── Data for this exercise

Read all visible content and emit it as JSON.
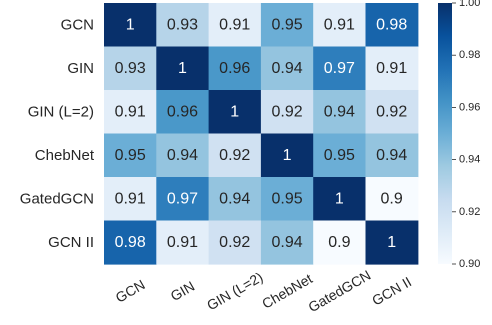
{
  "chart_data": {
    "type": "heatmap",
    "title": "",
    "xlabel": "",
    "ylabel": "",
    "row_labels": [
      "GCN",
      "GIN",
      "GIN (L=2)",
      "ChebNet",
      "GatedGCN",
      "GCN II"
    ],
    "col_labels": [
      "GCN",
      "GIN",
      "GIN (L=2)",
      "ChebNet",
      "GatedGCN",
      "GCN II"
    ],
    "values": [
      [
        1,
        0.93,
        0.91,
        0.95,
        0.91,
        0.98
      ],
      [
        0.93,
        1,
        0.96,
        0.94,
        0.97,
        0.91
      ],
      [
        0.91,
        0.96,
        1,
        0.92,
        0.94,
        0.92
      ],
      [
        0.95,
        0.94,
        0.92,
        1,
        0.95,
        0.94
      ],
      [
        0.91,
        0.97,
        0.94,
        0.95,
        1,
        0.9
      ],
      [
        0.98,
        0.91,
        0.92,
        0.94,
        0.9,
        1
      ]
    ],
    "cell_labels": [
      [
        "1",
        "0.93",
        "0.91",
        "0.95",
        "0.91",
        "0.98"
      ],
      [
        "0.93",
        "1",
        "0.96",
        "0.94",
        "0.97",
        "0.91"
      ],
      [
        "0.91",
        "0.96",
        "1",
        "0.92",
        "0.94",
        "0.92"
      ],
      [
        "0.95",
        "0.94",
        "0.92",
        "1",
        "0.95",
        "0.94"
      ],
      [
        "0.91",
        "0.97",
        "0.94",
        "0.95",
        "1",
        "0.9"
      ],
      [
        "0.98",
        "0.91",
        "0.92",
        "0.94",
        "0.9",
        "1"
      ]
    ],
    "colorbar": {
      "range": [
        0.9,
        1.0
      ],
      "ticks": [
        0.9,
        0.92,
        0.94,
        0.96,
        0.98,
        1.0
      ],
      "tick_labels": [
        "0.90",
        "0.92",
        "0.94",
        "0.96",
        "0.98",
        "1.00"
      ]
    },
    "colormap": "Blues",
    "colormap_stops": [
      "#f7fbff",
      "#deebf7",
      "#c6dbef",
      "#9ecae1",
      "#6baed6",
      "#4292c6",
      "#2171b5",
      "#08519c",
      "#08306b"
    ]
  }
}
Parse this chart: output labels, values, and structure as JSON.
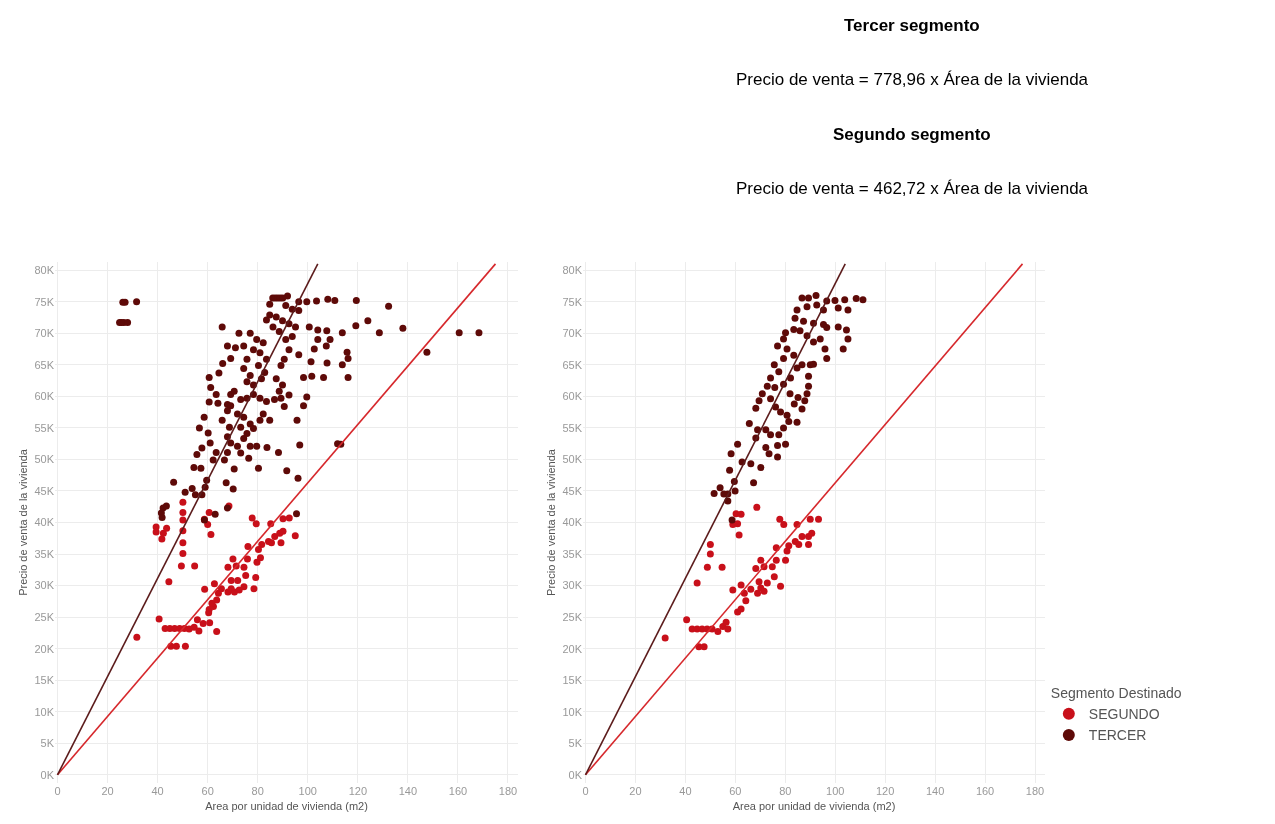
{
  "chart_data": [
    {
      "type": "scatter",
      "xlabel": "Area por unidad de vivienda (m2)",
      "ylabel": "Precio de venta de la vivienda",
      "xlim": [
        -1,
        184
      ],
      "xticks": [
        0,
        20,
        40,
        60,
        80,
        100,
        120,
        140,
        160,
        180
      ],
      "ylim": [
        -1300,
        81300
      ],
      "yticks": [
        {
          "value": 0,
          "label": "0K"
        },
        {
          "value": 5000,
          "label": "5K"
        },
        {
          "value": 10000,
          "label": "10K"
        },
        {
          "value": 15000,
          "label": "15K"
        },
        {
          "value": 20000,
          "label": "20K"
        },
        {
          "value": 25000,
          "label": "25K"
        },
        {
          "value": 30000,
          "label": "30K"
        },
        {
          "value": 35000,
          "label": "35K"
        },
        {
          "value": 40000,
          "label": "40K"
        },
        {
          "value": 45000,
          "label": "45K"
        },
        {
          "value": 50000,
          "label": "50K"
        },
        {
          "value": 55000,
          "label": "55K"
        },
        {
          "value": 60000,
          "label": "60K"
        },
        {
          "value": 65000,
          "label": "65K"
        },
        {
          "value": 70000,
          "label": "70K"
        },
        {
          "value": 75000,
          "label": "75K"
        },
        {
          "value": 80000,
          "label": "80K"
        }
      ],
      "grid": true,
      "marker": "circle",
      "series": [
        {
          "color": "#c8101a",
          "x": [
            31.7,
            40.6,
            43,
            44.9,
            46.8,
            48.8,
            50.7,
            52.6,
            54.6,
            56.5,
            55.9,
            58.2,
            60.8,
            63.6,
            45.3,
            47.5,
            51.1,
            44.5,
            49.5,
            54.8,
            50.1,
            50.1,
            50.1,
            50.1,
            50.1,
            50.1,
            39.4,
            39.4,
            41.7,
            42.3,
            43.6,
            58.7,
            60,
            61.3,
            60.6,
            68.5,
            58.8,
            62.7,
            60.6,
            62.3,
            63.6,
            64.3,
            65.5,
            68.1,
            69.4,
            70.7,
            72.6,
            69.4,
            70.1,
            68.1,
            71.4,
            72,
            74.5,
            75.2,
            74.5,
            75.9,
            76.1,
            78.5,
            79.2,
            79.7,
            81.1,
            80.3,
            81.6,
            84.3,
            85.5,
            86.8,
            88.8,
            90.1,
            89.3,
            95,
            85.2,
            90.1,
            92.6,
            77.8,
            79.4,
            61.7,
            60.4
          ],
          "values": [
            21800,
            24700,
            23200,
            23200,
            23200,
            23200,
            23200,
            23100,
            23400,
            22800,
            24600,
            24000,
            24100,
            22700,
            20400,
            20400,
            20400,
            30600,
            33100,
            33100,
            35100,
            36800,
            38700,
            40400,
            41600,
            43200,
            39300,
            38500,
            37400,
            38300,
            39100,
            40500,
            39700,
            38100,
            41600,
            42600,
            29400,
            30300,
            26200,
            26700,
            27700,
            28800,
            29500,
            29000,
            29500,
            29000,
            29300,
            30800,
            34200,
            32900,
            33100,
            30800,
            29800,
            31600,
            32900,
            34200,
            36200,
            29500,
            31300,
            33700,
            34400,
            35700,
            36500,
            37000,
            36800,
            37800,
            38300,
            38600,
            36800,
            37900,
            39800,
            40600,
            40700,
            40700,
            39800,
            27200,
            25700
          ]
        },
        {
          "color": "#5e0a08",
          "x": [
            26.1,
            27,
            31.6,
            24.8,
            25.5,
            26.5,
            28,
            65.8,
            91.9,
            86,
            87,
            88,
            89,
            90,
            96.4,
            99.6,
            103.5,
            108,
            110.8,
            119.4,
            132.3,
            124,
            119.2,
            128.6,
            138,
            160.5,
            168.4,
            147.6,
            111.9,
            113.2,
            96.1,
            95.5,
            100.6,
            104,
            107.6,
            113.8,
            104,
            108.9,
            107.4,
            115.7,
            116.1,
            113.8,
            107.7,
            101.3,
            101.6,
            106.3,
            116.1,
            98.3,
            99.6,
            98.3,
            95.7,
            96.8,
            91.6,
            96.4,
            102.6,
            88.3,
            83.7,
            80.3,
            84.8,
            90.6,
            92.5,
            86.7,
            82.2,
            80.9,
            83.5,
            80.3,
            82.8,
            81.5,
            78.3,
            75.7,
            77,
            74.4,
            75.7,
            78.3,
            79.6,
            77,
            72.5,
            74.4,
            71.1,
            67.9,
            69.2,
            66,
            64.5,
            60.6,
            61.2,
            63.4,
            60.6,
            64.1,
            67.9,
            69.2,
            70.6,
            73.2,
            75.7,
            78.3,
            80.9,
            83.5,
            89.3,
            89.9,
            88.6,
            87.4,
            89.3,
            90.6,
            91.2,
            92.5,
            93.8,
            95.1,
            92.5,
            89.9,
            87.4,
            84.8,
            83.5,
            86.1,
            88.6,
            91.2,
            93.8,
            96.4,
            84.8,
            69.2,
            67.9,
            71.9,
            74.4,
            77,
            73.2,
            75.7,
            78.3,
            80.9,
            82.2,
            74.4,
            71.9,
            77,
            79.6,
            73.2,
            76.4,
            69.2,
            67.9,
            65.8,
            68.7,
            66.7,
            67.9,
            70.6,
            62.2,
            57.7,
            55.7,
            54.5,
            57.3,
            56.7,
            60.2,
            58.6,
            61,
            63.4,
            59.6,
            59,
            57.7,
            55.1,
            53.8,
            51,
            46.4,
            67.4,
            70.2,
            67.9,
            63,
            58.7,
            42.2,
            41.5,
            43.5,
            41.8
          ],
          "values": [
            74900,
            74900,
            75000,
            71700,
            71700,
            71700,
            71700,
            71000,
            75900,
            75600,
            75600,
            75600,
            75600,
            75600,
            75000,
            75000,
            75100,
            75400,
            75200,
            75200,
            74300,
            72000,
            71200,
            70100,
            70800,
            70100,
            70100,
            67000,
            52500,
            52400,
            47000,
            41400,
            71000,
            70500,
            70400,
            70100,
            69000,
            69000,
            68000,
            67000,
            66000,
            65000,
            65300,
            65500,
            63200,
            63000,
            63000,
            63000,
            59900,
            58500,
            56200,
            52300,
            48200,
            66600,
            67500,
            51100,
            51900,
            48600,
            56200,
            58400,
            60200,
            59500,
            68500,
            66900,
            65900,
            64900,
            63800,
            62800,
            61800,
            62300,
            63300,
            64400,
            65900,
            67400,
            69000,
            70000,
            70000,
            68000,
            67700,
            68000,
            66000,
            65200,
            63700,
            63000,
            61400,
            60300,
            59100,
            58900,
            58700,
            60300,
            60800,
            59500,
            59700,
            60300,
            59700,
            59200,
            59700,
            61800,
            60800,
            62800,
            64900,
            65900,
            69000,
            67400,
            69500,
            71000,
            71500,
            72000,
            72600,
            72900,
            72100,
            71000,
            70300,
            74400,
            73800,
            73600,
            74600,
            58500,
            57700,
            57200,
            56700,
            55600,
            55100,
            54100,
            54900,
            56200,
            57200,
            53300,
            52100,
            52100,
            52100,
            51000,
            50200,
            52600,
            53600,
            56200,
            55100,
            49900,
            51100,
            48500,
            49900,
            51800,
            50800,
            48700,
            48600,
            55000,
            54200,
            56700,
            52600,
            51100,
            46700,
            45600,
            44400,
            44400,
            45400,
            44800,
            46400,
            46300,
            45300,
            42300,
            41300,
            40400,
            42300,
            41500,
            42600,
            40800
          ]
        },
        {
          "type": "line",
          "marker": "none",
          "color": "#d6282c",
          "x": [
            0,
            175
          ],
          "values": [
            0,
            81000
          ]
        },
        {
          "type": "line",
          "marker": "none",
          "color": "#5c1c1c",
          "x": [
            0,
            104
          ],
          "values": [
            0,
            81000
          ]
        }
      ]
    },
    {
      "type": "scatter",
      "xlabel": "Area por unidad de vivienda (m2)",
      "ylabel": "Precio de venta de la vivienda",
      "xlim": [
        -1,
        184
      ],
      "xticks": [
        0,
        20,
        40,
        60,
        80,
        100,
        120,
        140,
        160,
        180
      ],
      "ylim": [
        -1300,
        81300
      ],
      "yticks": [
        {
          "value": 0,
          "label": "0K"
        },
        {
          "value": 5000,
          "label": "5K"
        },
        {
          "value": 10000,
          "label": "10K"
        },
        {
          "value": 15000,
          "label": "15K"
        },
        {
          "value": 20000,
          "label": "20K"
        },
        {
          "value": 25000,
          "label": "25K"
        },
        {
          "value": 30000,
          "label": "30K"
        },
        {
          "value": 35000,
          "label": "35K"
        },
        {
          "value": 40000,
          "label": "40K"
        },
        {
          "value": 45000,
          "label": "45K"
        },
        {
          "value": 50000,
          "label": "50K"
        },
        {
          "value": 55000,
          "label": "55K"
        },
        {
          "value": 60000,
          "label": "60K"
        },
        {
          "value": 65000,
          "label": "65K"
        },
        {
          "value": 70000,
          "label": "70K"
        },
        {
          "value": 75000,
          "label": "75K"
        },
        {
          "value": 80000,
          "label": "80K"
        }
      ],
      "grid": true,
      "marker": "circle",
      "legend": "bottom right",
      "legend_title": "Segmento Destinado",
      "annotations": [
        "Tercer segmento",
        "Precio de venta = 778,96 x Área de la vivienda",
        "Segundo segmento",
        "Precio de venta = 462,72 x Área de la vivienda"
      ],
      "series": [
        {
          "name": "SEGUNDO",
          "color": "#c8101a",
          "x": [
            31.9,
            40.5,
            42.7,
            44.7,
            46.7,
            48.7,
            50.7,
            53,
            55,
            56.3,
            57,
            45.4,
            47.5,
            44.7,
            48.8,
            54.7,
            50,
            50,
            59,
            62.3,
            60.9,
            62.3,
            64.2,
            63.6,
            66.2,
            68.9,
            70.2,
            71.5,
            72.8,
            69.5,
            70.2,
            68.2,
            71.5,
            74.8,
            75.6,
            78.1,
            76.4,
            76.4,
            80.1,
            80.7,
            81.4,
            84,
            85.4,
            86.7,
            89.3,
            90.6,
            89.3,
            84.7,
            90,
            93.3,
            77.8,
            79.4,
            59,
            60.9,
            61.5,
            60.3,
            62.3,
            68.6
          ],
          "values": [
            21700,
            24600,
            23100,
            23100,
            23100,
            23100,
            23100,
            22700,
            23500,
            24200,
            23100,
            20300,
            20300,
            30400,
            32900,
            32900,
            35000,
            36500,
            29300,
            30100,
            25800,
            26300,
            27600,
            28800,
            29400,
            28800,
            29600,
            29100,
            30400,
            30600,
            34000,
            32700,
            33000,
            33000,
            31400,
            29900,
            34000,
            36000,
            34000,
            35500,
            36300,
            37000,
            36500,
            37800,
            37800,
            38300,
            36500,
            39700,
            40500,
            40500,
            40500,
            39700,
            39700,
            39800,
            38000,
            41400,
            41300,
            42400
          ]
        },
        {
          "name": "TERCER",
          "color": "#5e0a08",
          "x": [
            92.3,
            89.3,
            86.7,
            96.6,
            99.9,
            103.8,
            108.4,
            111.1,
            105.1,
            101.2,
            95.3,
            92.6,
            88.7,
            84.7,
            83.9,
            87.3,
            91.3,
            95.3,
            96.6,
            101.2,
            104.5,
            105.1,
            103.2,
            96.6,
            95.9,
            94,
            91.3,
            88.7,
            85.9,
            83.4,
            80.1,
            79.3,
            76.9,
            80.7,
            83.4,
            79.3,
            75.6,
            77.4,
            74.1,
            72.8,
            75.8,
            79.3,
            82.1,
            84.7,
            86.7,
            90,
            91.3,
            89.3,
            89.3,
            88.7,
            87.8,
            86.7,
            84.7,
            81.4,
            79.3,
            80.7,
            78.1,
            76.1,
            74.1,
            70.8,
            69.5,
            68.2,
            65.6,
            68.9,
            72.2,
            74.1,
            77.4,
            80.1,
            76.9,
            72.2,
            73.5,
            76.9,
            68.2,
            70.2,
            66.2,
            62.7,
            60.9,
            58.3,
            57.7,
            59.6,
            59.9,
            57,
            55.4,
            53.9,
            51.5,
            57,
            67.3,
            85.1,
            81.9,
            83.6,
            58.7
          ],
          "values": [
            76000,
            75600,
            75600,
            75100,
            75200,
            75300,
            75500,
            75300,
            73700,
            74000,
            73700,
            74500,
            74200,
            73700,
            72400,
            71900,
            71600,
            71400,
            70900,
            71000,
            70500,
            69100,
            67500,
            66000,
            67500,
            69100,
            68600,
            69600,
            70400,
            70600,
            70100,
            69100,
            68000,
            67500,
            66500,
            66000,
            65000,
            63900,
            62900,
            61600,
            61400,
            61900,
            62900,
            64500,
            65000,
            65000,
            65100,
            63200,
            61600,
            60400,
            59300,
            58000,
            55900,
            56000,
            55000,
            57000,
            57500,
            58300,
            59600,
            60400,
            59300,
            58100,
            55700,
            54700,
            54700,
            53900,
            53900,
            52400,
            52200,
            51900,
            50900,
            50400,
            53400,
            48700,
            49300,
            49600,
            52400,
            50900,
            48300,
            46500,
            45000,
            44500,
            44500,
            45500,
            44600,
            43400,
            46300,
            59800,
            60400,
            58800,
            40400
          ]
        },
        {
          "type": "line",
          "marker": "none",
          "color": "#d6282c",
          "x": [
            0,
            175
          ],
          "values": [
            0,
            81000
          ]
        },
        {
          "type": "line",
          "marker": "none",
          "color": "#5c1c1c",
          "x": [
            0,
            104
          ],
          "values": [
            0,
            81000
          ]
        }
      ]
    }
  ]
}
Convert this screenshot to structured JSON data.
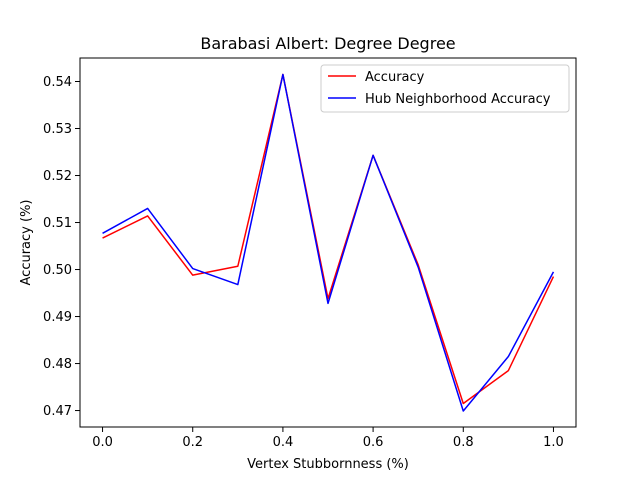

────

- Written instruction -
Search the entries for the word "venta", then list each line that holds it.

- Exercise response -
      "ylabel": "Precio de venta de la vivienda",
      "ylabel": "Precio de venta de la vivienda",
        "Precio de venta = 778,96 x Área de la vivienda",
        "Precio de venta = 462,72 x Área de la vivienda"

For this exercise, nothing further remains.